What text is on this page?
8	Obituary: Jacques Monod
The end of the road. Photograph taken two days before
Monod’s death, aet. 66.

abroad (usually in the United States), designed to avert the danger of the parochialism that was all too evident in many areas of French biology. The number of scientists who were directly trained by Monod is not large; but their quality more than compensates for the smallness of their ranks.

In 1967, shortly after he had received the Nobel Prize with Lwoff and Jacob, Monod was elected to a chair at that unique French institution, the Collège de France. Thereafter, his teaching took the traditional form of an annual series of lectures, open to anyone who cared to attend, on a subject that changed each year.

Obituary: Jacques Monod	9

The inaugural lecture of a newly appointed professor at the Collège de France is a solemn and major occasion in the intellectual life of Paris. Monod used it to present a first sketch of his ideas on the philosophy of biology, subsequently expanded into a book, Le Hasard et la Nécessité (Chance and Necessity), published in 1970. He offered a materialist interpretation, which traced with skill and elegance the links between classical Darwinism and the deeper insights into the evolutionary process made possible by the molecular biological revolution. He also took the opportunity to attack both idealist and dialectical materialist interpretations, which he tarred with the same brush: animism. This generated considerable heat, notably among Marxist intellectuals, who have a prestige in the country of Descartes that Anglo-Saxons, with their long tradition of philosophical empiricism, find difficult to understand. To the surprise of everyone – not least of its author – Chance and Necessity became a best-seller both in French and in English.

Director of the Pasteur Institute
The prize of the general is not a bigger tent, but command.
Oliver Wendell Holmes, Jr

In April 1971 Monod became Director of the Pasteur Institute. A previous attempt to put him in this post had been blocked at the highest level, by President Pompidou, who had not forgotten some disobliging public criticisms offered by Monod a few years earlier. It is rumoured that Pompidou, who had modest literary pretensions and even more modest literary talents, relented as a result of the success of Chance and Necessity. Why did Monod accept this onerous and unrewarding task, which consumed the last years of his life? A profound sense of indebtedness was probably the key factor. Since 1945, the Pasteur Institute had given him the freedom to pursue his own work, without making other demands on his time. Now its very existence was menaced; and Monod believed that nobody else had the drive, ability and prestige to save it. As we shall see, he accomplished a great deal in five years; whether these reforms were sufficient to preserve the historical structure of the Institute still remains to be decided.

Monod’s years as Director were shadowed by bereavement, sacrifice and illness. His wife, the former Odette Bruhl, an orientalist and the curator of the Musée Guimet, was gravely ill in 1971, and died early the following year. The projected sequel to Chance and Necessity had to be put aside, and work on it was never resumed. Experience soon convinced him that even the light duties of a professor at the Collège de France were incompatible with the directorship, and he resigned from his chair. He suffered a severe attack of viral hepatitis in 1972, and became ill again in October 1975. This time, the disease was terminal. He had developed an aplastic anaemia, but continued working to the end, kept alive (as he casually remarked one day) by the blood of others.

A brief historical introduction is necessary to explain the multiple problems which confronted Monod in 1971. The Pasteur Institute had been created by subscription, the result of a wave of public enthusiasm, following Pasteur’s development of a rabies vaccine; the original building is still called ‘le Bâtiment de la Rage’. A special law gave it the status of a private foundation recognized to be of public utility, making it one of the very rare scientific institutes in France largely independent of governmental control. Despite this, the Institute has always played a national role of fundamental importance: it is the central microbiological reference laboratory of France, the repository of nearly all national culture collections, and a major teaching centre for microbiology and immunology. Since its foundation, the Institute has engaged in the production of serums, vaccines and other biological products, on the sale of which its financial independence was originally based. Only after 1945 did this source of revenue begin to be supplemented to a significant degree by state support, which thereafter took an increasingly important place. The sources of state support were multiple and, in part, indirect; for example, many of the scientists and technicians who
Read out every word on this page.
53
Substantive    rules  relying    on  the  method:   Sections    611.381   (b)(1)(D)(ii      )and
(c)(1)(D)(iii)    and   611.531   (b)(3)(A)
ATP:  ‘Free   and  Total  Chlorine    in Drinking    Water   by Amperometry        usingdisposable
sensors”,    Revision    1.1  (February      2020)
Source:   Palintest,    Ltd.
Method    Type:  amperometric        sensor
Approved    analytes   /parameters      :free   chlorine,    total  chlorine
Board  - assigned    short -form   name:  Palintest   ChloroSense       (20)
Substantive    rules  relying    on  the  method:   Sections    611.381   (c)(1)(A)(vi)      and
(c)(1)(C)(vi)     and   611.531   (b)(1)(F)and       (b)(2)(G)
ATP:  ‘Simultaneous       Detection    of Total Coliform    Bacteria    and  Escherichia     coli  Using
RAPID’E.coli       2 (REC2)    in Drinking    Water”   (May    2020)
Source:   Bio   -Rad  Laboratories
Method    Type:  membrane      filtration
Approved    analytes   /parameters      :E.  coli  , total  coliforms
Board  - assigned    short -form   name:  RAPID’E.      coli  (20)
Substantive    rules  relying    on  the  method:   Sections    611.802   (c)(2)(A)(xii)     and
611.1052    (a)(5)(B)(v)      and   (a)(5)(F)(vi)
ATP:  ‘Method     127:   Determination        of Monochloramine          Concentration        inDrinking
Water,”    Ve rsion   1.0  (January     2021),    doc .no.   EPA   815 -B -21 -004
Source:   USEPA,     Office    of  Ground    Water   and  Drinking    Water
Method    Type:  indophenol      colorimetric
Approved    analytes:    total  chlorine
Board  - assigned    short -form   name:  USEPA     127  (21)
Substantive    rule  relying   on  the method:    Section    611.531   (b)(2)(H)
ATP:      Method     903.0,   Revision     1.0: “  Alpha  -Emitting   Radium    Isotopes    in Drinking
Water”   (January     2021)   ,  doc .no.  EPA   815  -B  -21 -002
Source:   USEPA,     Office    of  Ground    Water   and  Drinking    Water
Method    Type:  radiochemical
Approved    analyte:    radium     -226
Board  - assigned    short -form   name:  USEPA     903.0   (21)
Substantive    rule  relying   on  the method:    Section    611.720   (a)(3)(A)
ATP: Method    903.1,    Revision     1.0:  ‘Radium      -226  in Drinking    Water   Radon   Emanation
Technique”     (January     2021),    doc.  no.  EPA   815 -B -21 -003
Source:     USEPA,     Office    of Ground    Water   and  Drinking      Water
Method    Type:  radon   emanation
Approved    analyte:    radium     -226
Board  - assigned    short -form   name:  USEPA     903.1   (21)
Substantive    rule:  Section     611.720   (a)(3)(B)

--- --- ---

● TASK TO COMPLETE
Would you restate the whole listing word for word?

● ANSWER SECTION
What text is on this page?
8	Obituary: Jacques Monod
The end of the road. Photograph taken two days before
Monod’s death, aet. 66.

abroad (usually in the United States), designed to avert the danger of the parochialism that was all too evident in many areas of French biology. The number of scientists who were directly trained by Monod is not large; but their quality more than compensates for the smallness of their ranks.

In 1967, shortly after he had received the Nobel Prize with Lwoff and Jacob, Monod was elected to a chair at that unique French institution, the Collège de France. Thereafter, his teaching took the traditional form of an annual series of lectures, open to anyone who cared to attend, on a subject that changed each year.

Obituary: Jacques Monod	9

The inaugural lecture of a newly appointed professor at the Collège de France is a solemn and major occasion in the intellectual life of Paris. Monod used it to present a first sketch of his ideas on the philosophy of biology, subsequently expanded into a book, Le Hasard et la Nécessité (Chance and Necessity), published in 1970. He offered a materialist interpretation, which traced with skill and elegance the links between classical Darwinism and the deeper insights into the evolutionary process made possible by the molecular biological revolution. He also took the opportunity to attack both idealist and dialectical materialist interpretations, which he tarred with the same brush: animism. This generated considerable heat, notably among Marxist intellectuals, who have a prestige in the country of Descartes that Anglo-Saxons, with their long tradition of philosophical empiricism, find difficult to understand. To the surprise of everyone – not least of its author – Chance and Necessity became a best-seller both in French and in English.

Director of the Pasteur Institute
The prize of the general is not a bigger tent, but command.
Oliver Wendell Holmes, Jr

In April 1971 Monod became Director of the Pasteur Institute. A previous attempt to put him in this post had been blocked at the highest level, by President Pompidou, who had not forgotten some disobliging public criticisms offered by Monod a few years earlier. It is rumoured that Pompidou, who had modest literary pretensions and even more modest literary talents, relented as a result of the success of Chance and Necessity. Why did Monod accept this onerous and unrewarding task, which consumed the last years of his life? A profound sense of indebtedness was probably the key factor. Since 1945, the Pasteur Institute had given him the freedom to pursue his own work, without making other demands on his time. Now its very existence was menaced; and Monod believed that nobody else had the drive, ability and prestige to save it. As we shall see, he accomplished a great deal in five years; whether these reforms were sufficient to preserve the historical structure of the Institute still remains to be decided.

Monod’s years as Director were shadowed by bereavement, sacrifice and illness. His wife, the former Odette Bruhl, an orientalist and the curator of the Musée Guimet, was gravely ill in 1971, and died early the following year. The projected sequel to Chance and Necessity had to be put aside, and work on it was never resumed. Experience soon convinced him that even the light duties of a professor at the Collège de France were incompatible with the directorship, and he resigned from his chair. He suffered a severe attack of viral hepatitis in 1972, and became ill again in October 1975. This time, the disease was terminal. He had developed an aplastic anaemia, but continued working to the end, kept alive (as he casually remarked one day) by the blood of others.

A brief historical introduction is necessary to explain the multiple problems which confronted Monod in 1971. The Pasteur Institute had been created by subscription, the result of a wave of public enthusiasm, following Pasteur’s development of a rabies vaccine; the original building is still called ‘le Bâtiment de la Rage’. A special law gave it the status of a private foundation recognized to be of public utility, making it one of the very rare scientific institutes in France largely independent of governmental control. Despite this, the Institute has always played a national role of fundamental importance: it is the central microbiological reference laboratory of France, the repository of nearly all national culture collections, and a major teaching centre for microbiology and immunology. Since its foundation, the Institute has engaged in the production of serums, vaccines and other biological products, on the sale of which its financial independence was originally based. Only after 1945 did this source of revenue begin to be supplemented to a significant degree by state support, which thereafter took an increasingly important place. The sources of state support were multiple and, in part, indirect; for example, many of the scientists and technicians who
Read out every word on this page.
53
Substantive    rules  relying    on  the  method:   Sections    611.381   (b)(1)(D)(ii      )and
(c)(1)(D)(iii)    and   611.531   (b)(3)(A)
ATP:  ‘Free   and  Total  Chlorine    in Drinking    Water   by Amperometry        usingdisposable
sensors”,    Revision    1.1  (February      2020)
Source:   Palintest,    Ltd.
Method    Type:  amperometric        sensor
Approved    analytes   /parameters      :free   chlorine,    total  chlorine
Board  - assigned    short -form   name:  Palintest   ChloroSense       (20)
Substantive    rules  relying    on  the  method:   Sections    611.381   (c)(1)(A)(vi)      and
(c)(1)(C)(vi)     and   611.531   (b)(1)(F)and       (b)(2)(G)
ATP:  ‘Simultaneous       Detection    of Total Coliform    Bacteria    and  Escherichia     coli  Using
RAPID’E.coli       2 (REC2)    in Drinking    Water”   (May    2020)
Source:   Bio   -Rad  Laboratories
Method    Type:  membrane      filtration
Approved    analytes   /parameters      :E.  coli  , total  coliforms
Board  - assigned    short -form   name:  RAPID’E.      coli  (20)
Substantive    rules  relying    on  the  method:   Sections    611.802   (c)(2)(A)(xii)     and
611.1052    (a)(5)(B)(v)      and   (a)(5)(F)(vi)
ATP:  ‘Method     127:   Determination        of Monochloramine          Concentration        inDrinking
Water,”    Ve rsion   1.0  (January     2021),    doc .no.   EPA   815 -B -21 -004
Source:   USEPA,     Office    of  Ground    Water   and  Drinking    Water
Method    Type:  indophenol      colorimetric
Approved    analytes:    total  chlorine
Board  - assigned    short -form   name:  USEPA     127  (21)
Substantive    rule  relying   on  the method:    Section    611.531   (b)(2)(H)
ATP:      Method     903.0,   Revision     1.0: “  Alpha  -Emitting   Radium    Isotopes    in Drinking
Water”   (January     2021)   ,  doc .no.  EPA   815  -B  -21 -002
Source:   USEPA,     Office    of  Ground    Water   and  Drinking    Water
Method    Type:  radiochemical
Approved    analyte:    radium     -226
Board  - assigned    short -form   name:  USEPA     903.0   (21)
Substantive    rule  relying   on  the method:    Section    611.720   (a)(3)(A)
ATP: Method    903.1,    Revision     1.0:  ‘Radium      -226  in Drinking    Water   Radon   Emanation
Technique”     (January     2021),    doc.  no.  EPA   815 -B -21 -003
Source:     USEPA,     Office    of Ground    Water   and  Drinking      Water
Method    Type:  radon   emanation
Approved    analyte:    radium     -226
Board  - assigned    short -form   name:  USEPA     903.1   (21)
Substantive    rule:  Section     611.720   (a)(3)(B)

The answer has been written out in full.